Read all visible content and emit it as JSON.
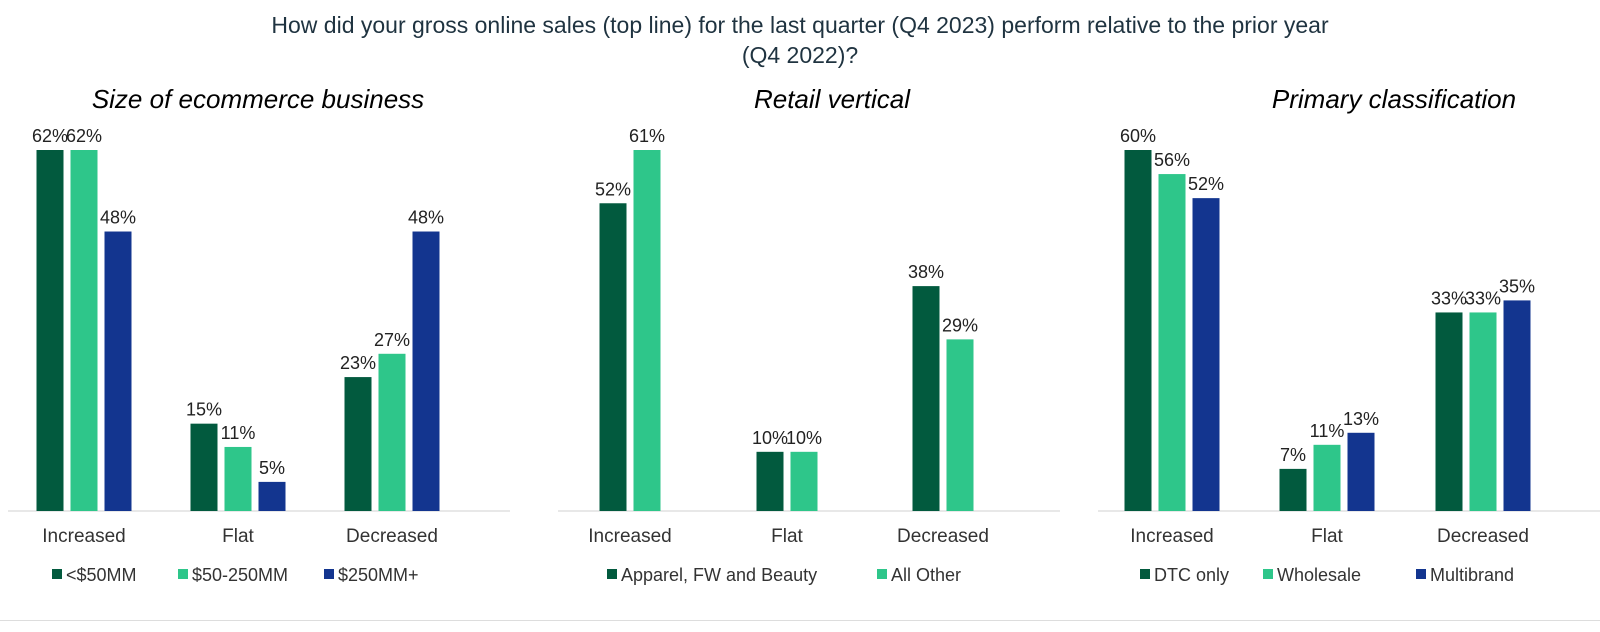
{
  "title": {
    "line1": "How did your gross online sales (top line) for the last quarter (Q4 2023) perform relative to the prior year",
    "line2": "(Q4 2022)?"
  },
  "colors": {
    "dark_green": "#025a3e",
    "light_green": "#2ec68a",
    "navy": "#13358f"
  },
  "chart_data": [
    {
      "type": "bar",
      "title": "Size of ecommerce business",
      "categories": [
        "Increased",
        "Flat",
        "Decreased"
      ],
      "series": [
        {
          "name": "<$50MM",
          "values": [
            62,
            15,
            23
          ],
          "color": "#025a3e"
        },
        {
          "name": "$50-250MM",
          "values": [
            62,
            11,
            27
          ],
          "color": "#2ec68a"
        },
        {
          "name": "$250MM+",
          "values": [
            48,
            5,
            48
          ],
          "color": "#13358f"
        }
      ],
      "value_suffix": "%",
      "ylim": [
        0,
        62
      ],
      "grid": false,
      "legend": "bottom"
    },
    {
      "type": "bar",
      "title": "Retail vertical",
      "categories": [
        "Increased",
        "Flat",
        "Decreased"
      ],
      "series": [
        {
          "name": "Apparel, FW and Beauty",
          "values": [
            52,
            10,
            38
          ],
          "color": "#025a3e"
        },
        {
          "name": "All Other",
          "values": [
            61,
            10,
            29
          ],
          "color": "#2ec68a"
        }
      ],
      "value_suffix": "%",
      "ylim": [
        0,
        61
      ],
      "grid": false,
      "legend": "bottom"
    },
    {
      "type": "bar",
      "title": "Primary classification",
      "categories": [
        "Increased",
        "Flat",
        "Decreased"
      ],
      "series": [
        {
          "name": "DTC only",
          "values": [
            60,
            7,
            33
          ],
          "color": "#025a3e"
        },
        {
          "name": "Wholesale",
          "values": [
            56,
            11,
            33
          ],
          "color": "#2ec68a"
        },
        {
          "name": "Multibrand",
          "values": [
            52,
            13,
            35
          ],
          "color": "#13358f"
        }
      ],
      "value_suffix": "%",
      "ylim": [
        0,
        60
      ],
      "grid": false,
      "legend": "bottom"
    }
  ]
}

= = = = =

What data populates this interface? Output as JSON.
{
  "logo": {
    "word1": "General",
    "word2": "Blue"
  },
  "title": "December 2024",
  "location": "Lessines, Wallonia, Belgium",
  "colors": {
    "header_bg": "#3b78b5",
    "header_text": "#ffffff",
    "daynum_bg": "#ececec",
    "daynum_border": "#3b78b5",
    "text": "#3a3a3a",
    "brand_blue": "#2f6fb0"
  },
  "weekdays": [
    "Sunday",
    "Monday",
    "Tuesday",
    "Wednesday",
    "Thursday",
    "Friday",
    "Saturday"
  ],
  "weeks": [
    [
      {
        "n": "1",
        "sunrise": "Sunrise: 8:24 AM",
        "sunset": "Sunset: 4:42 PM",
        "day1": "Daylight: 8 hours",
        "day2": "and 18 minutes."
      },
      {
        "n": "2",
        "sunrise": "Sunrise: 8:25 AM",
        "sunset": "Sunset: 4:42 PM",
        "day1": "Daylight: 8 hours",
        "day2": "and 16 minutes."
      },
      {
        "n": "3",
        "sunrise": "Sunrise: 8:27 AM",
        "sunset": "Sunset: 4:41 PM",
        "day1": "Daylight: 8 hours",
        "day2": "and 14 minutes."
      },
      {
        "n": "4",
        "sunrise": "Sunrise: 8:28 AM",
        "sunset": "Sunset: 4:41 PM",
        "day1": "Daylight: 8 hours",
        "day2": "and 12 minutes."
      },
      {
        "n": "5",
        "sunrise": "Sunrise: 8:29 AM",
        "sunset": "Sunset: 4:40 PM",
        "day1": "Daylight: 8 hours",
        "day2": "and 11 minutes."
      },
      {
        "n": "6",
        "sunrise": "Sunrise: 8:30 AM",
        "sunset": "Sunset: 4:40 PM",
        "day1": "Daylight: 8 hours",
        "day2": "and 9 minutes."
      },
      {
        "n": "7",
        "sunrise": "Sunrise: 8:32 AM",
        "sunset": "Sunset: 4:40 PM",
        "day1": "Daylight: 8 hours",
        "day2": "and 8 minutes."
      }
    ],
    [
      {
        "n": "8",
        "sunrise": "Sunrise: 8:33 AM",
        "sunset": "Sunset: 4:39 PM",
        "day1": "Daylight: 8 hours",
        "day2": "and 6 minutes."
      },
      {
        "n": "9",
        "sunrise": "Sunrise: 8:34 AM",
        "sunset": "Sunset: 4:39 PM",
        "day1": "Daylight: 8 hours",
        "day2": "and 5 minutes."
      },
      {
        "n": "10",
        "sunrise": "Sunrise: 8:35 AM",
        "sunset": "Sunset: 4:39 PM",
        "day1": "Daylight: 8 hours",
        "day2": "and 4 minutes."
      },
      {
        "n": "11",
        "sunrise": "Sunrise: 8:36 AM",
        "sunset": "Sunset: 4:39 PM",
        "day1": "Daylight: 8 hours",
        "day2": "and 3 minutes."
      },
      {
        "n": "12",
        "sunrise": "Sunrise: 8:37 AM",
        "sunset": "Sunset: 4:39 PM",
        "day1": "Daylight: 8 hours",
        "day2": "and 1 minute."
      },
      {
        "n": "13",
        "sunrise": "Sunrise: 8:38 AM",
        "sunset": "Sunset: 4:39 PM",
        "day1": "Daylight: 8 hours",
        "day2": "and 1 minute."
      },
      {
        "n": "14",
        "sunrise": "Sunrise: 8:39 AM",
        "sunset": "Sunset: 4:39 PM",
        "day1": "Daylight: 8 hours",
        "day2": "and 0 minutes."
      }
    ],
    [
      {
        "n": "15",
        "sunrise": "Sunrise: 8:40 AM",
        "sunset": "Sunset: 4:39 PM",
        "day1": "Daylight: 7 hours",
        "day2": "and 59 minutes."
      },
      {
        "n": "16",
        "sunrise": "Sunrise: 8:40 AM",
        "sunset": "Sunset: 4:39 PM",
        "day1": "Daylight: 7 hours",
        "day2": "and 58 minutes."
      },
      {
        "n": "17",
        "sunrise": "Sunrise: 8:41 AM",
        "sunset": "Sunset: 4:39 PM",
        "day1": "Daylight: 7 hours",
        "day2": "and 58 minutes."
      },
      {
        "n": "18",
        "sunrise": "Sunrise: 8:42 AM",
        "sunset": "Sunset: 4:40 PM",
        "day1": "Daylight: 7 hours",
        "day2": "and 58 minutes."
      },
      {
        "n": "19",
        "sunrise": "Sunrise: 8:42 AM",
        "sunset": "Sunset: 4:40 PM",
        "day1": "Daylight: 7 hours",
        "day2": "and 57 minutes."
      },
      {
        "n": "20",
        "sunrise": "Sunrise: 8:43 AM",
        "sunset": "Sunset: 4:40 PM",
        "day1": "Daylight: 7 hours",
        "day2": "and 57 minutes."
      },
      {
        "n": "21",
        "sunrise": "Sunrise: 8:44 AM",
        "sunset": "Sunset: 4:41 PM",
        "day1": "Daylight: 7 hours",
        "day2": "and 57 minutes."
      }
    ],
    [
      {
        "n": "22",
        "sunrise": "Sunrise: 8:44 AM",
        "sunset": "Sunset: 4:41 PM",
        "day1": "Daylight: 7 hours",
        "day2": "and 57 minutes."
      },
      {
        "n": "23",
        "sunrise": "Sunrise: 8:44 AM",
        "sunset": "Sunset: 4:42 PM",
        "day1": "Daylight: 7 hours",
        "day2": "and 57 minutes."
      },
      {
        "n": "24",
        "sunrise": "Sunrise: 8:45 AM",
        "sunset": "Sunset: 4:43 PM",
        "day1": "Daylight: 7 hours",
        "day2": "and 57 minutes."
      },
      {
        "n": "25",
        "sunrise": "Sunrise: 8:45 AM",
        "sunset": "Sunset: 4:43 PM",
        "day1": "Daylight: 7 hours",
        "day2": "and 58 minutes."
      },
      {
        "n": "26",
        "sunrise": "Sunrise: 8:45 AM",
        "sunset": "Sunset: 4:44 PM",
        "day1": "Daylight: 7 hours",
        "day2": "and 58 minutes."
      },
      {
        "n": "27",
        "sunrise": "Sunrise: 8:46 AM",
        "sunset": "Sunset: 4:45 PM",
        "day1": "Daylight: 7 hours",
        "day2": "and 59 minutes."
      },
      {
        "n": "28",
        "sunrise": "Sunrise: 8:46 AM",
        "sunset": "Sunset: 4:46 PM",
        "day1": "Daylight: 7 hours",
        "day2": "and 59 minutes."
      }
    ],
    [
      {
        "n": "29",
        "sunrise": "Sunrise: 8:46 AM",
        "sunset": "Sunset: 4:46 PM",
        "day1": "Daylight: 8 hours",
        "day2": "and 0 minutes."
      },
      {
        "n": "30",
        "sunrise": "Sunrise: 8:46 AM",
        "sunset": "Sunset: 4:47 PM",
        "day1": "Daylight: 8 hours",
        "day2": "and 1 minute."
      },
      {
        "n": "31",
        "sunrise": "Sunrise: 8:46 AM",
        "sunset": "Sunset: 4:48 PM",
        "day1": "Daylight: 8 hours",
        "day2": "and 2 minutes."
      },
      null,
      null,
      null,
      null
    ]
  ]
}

= = = = =

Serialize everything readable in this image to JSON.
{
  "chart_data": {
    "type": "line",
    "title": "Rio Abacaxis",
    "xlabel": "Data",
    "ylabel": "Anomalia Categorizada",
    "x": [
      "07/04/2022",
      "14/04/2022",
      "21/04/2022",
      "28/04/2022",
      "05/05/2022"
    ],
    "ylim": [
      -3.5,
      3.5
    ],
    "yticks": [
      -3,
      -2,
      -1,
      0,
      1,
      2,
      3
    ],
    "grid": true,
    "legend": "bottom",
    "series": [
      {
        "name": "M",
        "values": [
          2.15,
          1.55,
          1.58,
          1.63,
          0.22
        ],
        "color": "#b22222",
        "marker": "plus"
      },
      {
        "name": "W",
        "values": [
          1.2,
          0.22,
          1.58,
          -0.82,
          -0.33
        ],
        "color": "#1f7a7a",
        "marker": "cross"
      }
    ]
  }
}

= = = = =

» Work to do: Collect, from the material above, every line containing the word "this".

» Task solution:
What data populates this interface? Output as JSON.
Serialize everything readable in this image to JSON.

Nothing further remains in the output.